──────── INPUT ROWS ────────

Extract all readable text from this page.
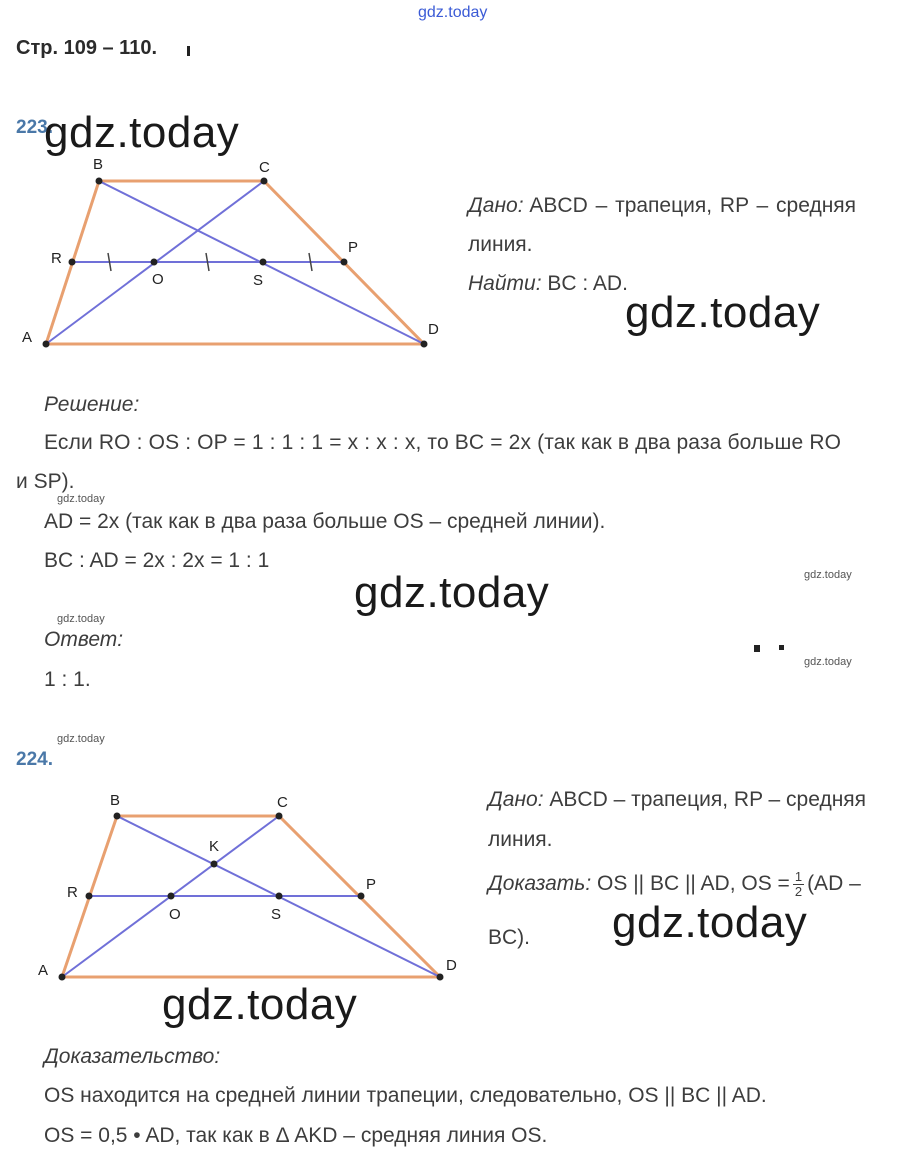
gdz.today
Стр. 109 – 110.
223.
gdz.today
B	C
R
P
O	S
A	D
Дано: ABCD – трапеция, RP – средняя
линия.
Найти: BC : AD.
gdz.today
Решение:
Если RO : OS : OP = 1 : 1 : 1 = x : x : x, то BC = 2x (так как в два раза больше RO
и SP).
gdz.today
AD = 2x (так как в два раза больше OS – средней линии).
BC : AD = 2x : 2x = 1 : 1
gdz.today	gdz.today
gdz.today
Ответ:
gdz.today
1 : 1.
gdz.today
224.
B	C
K
R	P
O	S
A	D
Дано: ABCD – трапеция, RP – средняя
линия.
Доказать: OS || BC || AD, OS = $\frac{1}{2} (AD$ –
BC). gdz.today
gdz.today
Доказательство:
OS находится на средней линии трапеции, следовательно, OS || BC || AD.
OS = 0,5 • AD, так как в Δ AKD – средняя линия OS.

────────

WHAT IS NEEDED:
Output every entry exactly as given; pictures are not part of the copy.

SOLVED PROBLEM:
Extract all readable text from this page.
gdz.today
Стр. 109 – 110.
223.
gdz.today
B	C
R
P
O	S
A	D
Дано: ABCD – трапеция, RP – средняя
линия.
Найти: BC : AD.
gdz.today
Решение:
Если RO : OS : OP = 1 : 1 : 1 = x : x : x, то BC = 2x (так как в два раза больше RO
и SP).
gdz.today
AD = 2x (так как в два раза больше OS – средней линии).
BC : AD = 2x : 2x = 1 : 1
gdz.today	gdz.today
gdz.today
Ответ:
gdz.today
1 : 1.
gdz.today
224.
B	C
K
R	P
O	S
A	D
Дано: ABCD – трапеция, RP – средняя
линия.
Доказать: OS || BC || AD, OS = $\frac{1}{2} (AD$ –
BC). gdz.today
gdz.today
Доказательство:
OS находится на средней линии трапеции, следовательно, OS || BC || AD.
OS = 0,5 • AD, так как в Δ AKD – средняя линия OS.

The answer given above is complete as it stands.